• _Written task_: State only the number of lines that include "this".

• _Records for the exercise_:
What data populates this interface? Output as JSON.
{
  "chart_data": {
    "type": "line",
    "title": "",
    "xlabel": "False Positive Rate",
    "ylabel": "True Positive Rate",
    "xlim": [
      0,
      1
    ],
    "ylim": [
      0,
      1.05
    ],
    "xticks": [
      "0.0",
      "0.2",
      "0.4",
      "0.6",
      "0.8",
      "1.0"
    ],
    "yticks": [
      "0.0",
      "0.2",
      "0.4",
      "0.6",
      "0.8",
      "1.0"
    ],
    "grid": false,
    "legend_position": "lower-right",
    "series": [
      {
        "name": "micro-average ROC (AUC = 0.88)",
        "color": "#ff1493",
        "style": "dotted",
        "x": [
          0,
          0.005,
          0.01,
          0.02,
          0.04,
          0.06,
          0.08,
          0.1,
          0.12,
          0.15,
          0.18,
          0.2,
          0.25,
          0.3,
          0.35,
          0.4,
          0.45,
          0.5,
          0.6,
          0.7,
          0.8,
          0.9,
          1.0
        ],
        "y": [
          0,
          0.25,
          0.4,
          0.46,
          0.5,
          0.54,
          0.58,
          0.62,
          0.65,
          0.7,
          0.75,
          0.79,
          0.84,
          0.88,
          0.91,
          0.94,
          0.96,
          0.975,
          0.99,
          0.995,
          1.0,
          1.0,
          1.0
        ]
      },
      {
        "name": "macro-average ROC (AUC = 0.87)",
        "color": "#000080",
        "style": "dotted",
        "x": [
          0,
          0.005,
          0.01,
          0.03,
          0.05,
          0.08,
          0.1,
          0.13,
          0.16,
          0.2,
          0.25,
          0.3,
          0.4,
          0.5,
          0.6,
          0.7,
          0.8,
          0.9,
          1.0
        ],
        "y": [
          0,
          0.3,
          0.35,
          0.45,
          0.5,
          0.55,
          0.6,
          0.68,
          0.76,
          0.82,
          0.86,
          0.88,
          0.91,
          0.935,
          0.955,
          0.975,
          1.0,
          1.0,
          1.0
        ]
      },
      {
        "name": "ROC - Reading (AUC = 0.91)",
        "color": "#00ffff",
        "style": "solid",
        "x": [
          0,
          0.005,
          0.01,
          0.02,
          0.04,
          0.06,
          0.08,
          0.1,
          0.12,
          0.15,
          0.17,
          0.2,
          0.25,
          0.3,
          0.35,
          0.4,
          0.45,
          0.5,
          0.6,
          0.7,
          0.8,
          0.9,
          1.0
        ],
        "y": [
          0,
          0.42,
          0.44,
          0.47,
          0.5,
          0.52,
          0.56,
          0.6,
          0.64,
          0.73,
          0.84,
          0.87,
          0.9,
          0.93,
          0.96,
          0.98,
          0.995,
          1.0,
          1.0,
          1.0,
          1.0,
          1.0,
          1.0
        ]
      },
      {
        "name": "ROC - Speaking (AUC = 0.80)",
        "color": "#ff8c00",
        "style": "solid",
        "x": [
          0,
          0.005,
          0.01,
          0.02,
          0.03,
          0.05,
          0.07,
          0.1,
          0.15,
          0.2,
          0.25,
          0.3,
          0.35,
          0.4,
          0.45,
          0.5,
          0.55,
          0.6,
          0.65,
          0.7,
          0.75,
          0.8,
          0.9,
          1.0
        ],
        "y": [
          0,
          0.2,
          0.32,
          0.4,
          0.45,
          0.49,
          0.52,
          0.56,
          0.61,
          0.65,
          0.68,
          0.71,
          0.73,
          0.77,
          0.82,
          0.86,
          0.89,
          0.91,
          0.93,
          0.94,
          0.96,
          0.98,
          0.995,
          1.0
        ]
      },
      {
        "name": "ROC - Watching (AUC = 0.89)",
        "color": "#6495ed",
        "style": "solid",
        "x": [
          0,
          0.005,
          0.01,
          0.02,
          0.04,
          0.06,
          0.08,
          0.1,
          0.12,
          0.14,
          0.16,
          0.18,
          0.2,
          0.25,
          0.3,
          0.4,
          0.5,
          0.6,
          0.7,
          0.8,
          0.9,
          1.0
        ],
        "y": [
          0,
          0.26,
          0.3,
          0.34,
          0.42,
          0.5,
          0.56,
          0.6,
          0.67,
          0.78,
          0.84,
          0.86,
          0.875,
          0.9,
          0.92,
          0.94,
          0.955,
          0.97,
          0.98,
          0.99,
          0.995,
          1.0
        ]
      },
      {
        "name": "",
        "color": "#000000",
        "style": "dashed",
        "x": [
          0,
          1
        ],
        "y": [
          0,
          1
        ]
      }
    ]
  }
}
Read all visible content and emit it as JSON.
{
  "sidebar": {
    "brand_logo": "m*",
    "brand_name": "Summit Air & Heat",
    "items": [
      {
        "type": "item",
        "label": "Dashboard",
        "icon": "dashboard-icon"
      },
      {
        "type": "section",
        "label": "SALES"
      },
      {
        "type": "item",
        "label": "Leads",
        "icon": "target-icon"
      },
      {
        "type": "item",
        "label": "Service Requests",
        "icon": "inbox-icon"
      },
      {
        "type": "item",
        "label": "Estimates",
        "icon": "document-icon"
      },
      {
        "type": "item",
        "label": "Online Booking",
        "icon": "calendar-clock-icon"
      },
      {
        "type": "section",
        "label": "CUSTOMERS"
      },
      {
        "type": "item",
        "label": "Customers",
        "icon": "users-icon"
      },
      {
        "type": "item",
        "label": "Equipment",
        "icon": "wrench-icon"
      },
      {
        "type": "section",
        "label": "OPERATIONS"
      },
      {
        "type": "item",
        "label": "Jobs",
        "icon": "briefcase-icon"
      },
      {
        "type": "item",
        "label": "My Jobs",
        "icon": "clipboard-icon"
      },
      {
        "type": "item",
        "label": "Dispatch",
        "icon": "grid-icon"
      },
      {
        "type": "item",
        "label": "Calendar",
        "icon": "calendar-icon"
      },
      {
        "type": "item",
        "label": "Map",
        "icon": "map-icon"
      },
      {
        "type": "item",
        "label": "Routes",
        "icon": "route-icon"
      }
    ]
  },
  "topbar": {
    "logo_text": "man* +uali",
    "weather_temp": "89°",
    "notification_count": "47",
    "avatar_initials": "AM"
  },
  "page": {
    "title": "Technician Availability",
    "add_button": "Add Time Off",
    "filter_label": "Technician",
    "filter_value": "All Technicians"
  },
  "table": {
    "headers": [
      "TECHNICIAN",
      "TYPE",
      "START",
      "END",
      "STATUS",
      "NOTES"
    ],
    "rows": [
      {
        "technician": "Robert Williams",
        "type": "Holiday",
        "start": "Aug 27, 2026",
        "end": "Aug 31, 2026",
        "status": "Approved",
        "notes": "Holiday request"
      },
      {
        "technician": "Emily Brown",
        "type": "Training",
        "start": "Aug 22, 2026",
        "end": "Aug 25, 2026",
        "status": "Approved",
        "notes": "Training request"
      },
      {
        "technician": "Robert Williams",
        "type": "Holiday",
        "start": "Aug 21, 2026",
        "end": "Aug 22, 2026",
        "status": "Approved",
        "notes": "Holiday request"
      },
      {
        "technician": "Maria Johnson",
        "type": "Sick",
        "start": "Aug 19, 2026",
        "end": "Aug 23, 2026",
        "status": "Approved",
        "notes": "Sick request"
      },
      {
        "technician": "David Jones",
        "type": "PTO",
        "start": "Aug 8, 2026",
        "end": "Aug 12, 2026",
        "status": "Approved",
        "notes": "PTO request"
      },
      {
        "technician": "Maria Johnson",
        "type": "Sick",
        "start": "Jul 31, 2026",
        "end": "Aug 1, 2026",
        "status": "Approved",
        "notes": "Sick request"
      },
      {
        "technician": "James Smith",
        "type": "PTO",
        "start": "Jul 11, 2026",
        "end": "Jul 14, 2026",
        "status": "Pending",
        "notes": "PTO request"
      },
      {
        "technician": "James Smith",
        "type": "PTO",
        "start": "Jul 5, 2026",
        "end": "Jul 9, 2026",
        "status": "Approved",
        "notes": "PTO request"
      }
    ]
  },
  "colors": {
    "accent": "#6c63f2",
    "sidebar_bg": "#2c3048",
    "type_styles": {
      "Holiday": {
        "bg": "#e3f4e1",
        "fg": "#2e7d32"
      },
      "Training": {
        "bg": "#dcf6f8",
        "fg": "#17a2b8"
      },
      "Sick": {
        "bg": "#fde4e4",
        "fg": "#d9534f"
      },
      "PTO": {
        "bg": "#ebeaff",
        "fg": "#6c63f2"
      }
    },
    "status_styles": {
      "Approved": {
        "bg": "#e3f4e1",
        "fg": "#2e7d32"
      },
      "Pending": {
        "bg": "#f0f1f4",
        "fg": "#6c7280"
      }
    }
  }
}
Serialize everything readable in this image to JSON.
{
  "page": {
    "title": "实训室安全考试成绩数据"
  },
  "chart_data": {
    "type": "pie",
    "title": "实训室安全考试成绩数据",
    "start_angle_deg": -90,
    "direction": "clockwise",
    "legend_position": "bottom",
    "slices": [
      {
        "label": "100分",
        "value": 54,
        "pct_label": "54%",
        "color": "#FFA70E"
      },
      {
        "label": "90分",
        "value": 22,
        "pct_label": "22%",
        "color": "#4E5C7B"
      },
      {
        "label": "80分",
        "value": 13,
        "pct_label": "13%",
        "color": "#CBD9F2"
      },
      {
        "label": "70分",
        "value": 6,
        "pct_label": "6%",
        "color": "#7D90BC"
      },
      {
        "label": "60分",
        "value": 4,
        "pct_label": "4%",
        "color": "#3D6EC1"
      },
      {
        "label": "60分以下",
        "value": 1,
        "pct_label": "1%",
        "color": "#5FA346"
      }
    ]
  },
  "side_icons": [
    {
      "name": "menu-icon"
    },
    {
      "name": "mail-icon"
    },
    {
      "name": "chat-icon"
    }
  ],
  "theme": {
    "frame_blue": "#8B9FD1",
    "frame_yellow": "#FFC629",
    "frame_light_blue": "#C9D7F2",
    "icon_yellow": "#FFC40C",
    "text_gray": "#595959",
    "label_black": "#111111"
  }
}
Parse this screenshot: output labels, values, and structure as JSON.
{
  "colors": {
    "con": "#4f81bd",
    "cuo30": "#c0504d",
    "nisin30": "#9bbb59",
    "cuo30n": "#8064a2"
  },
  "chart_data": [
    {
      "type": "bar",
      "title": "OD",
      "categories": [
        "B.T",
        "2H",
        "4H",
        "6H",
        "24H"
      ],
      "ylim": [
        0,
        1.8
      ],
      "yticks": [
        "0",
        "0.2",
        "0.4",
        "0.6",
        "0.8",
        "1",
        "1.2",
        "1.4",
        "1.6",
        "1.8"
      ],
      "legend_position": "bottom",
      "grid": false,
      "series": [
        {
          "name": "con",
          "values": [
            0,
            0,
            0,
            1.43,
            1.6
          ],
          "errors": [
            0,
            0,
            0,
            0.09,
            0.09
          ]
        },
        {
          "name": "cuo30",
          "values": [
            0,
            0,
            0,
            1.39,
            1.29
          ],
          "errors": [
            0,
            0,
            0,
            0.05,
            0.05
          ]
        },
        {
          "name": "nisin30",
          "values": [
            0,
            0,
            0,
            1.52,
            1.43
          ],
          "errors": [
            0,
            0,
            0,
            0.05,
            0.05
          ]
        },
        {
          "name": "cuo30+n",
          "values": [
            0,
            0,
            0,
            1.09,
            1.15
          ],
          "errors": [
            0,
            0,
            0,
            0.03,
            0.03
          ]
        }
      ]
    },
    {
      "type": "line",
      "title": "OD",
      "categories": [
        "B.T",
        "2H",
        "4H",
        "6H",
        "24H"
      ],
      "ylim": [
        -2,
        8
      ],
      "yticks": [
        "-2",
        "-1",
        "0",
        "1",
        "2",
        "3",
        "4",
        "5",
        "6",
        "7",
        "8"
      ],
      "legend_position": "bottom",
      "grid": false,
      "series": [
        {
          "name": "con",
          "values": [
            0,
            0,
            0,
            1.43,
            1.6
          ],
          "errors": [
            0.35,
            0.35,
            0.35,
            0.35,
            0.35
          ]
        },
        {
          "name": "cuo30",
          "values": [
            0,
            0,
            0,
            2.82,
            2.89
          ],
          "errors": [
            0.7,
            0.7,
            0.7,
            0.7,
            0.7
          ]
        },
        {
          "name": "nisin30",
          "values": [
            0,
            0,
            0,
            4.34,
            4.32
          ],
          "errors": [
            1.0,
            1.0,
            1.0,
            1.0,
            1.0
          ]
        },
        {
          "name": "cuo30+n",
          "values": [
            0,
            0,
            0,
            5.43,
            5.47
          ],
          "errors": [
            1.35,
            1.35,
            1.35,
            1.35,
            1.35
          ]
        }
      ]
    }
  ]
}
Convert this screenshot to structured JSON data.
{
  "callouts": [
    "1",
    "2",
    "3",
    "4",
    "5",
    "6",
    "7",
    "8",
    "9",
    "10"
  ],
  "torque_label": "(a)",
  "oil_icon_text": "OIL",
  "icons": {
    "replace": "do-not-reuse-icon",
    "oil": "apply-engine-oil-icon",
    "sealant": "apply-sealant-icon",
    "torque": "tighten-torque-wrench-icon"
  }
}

• _Expected output_: 4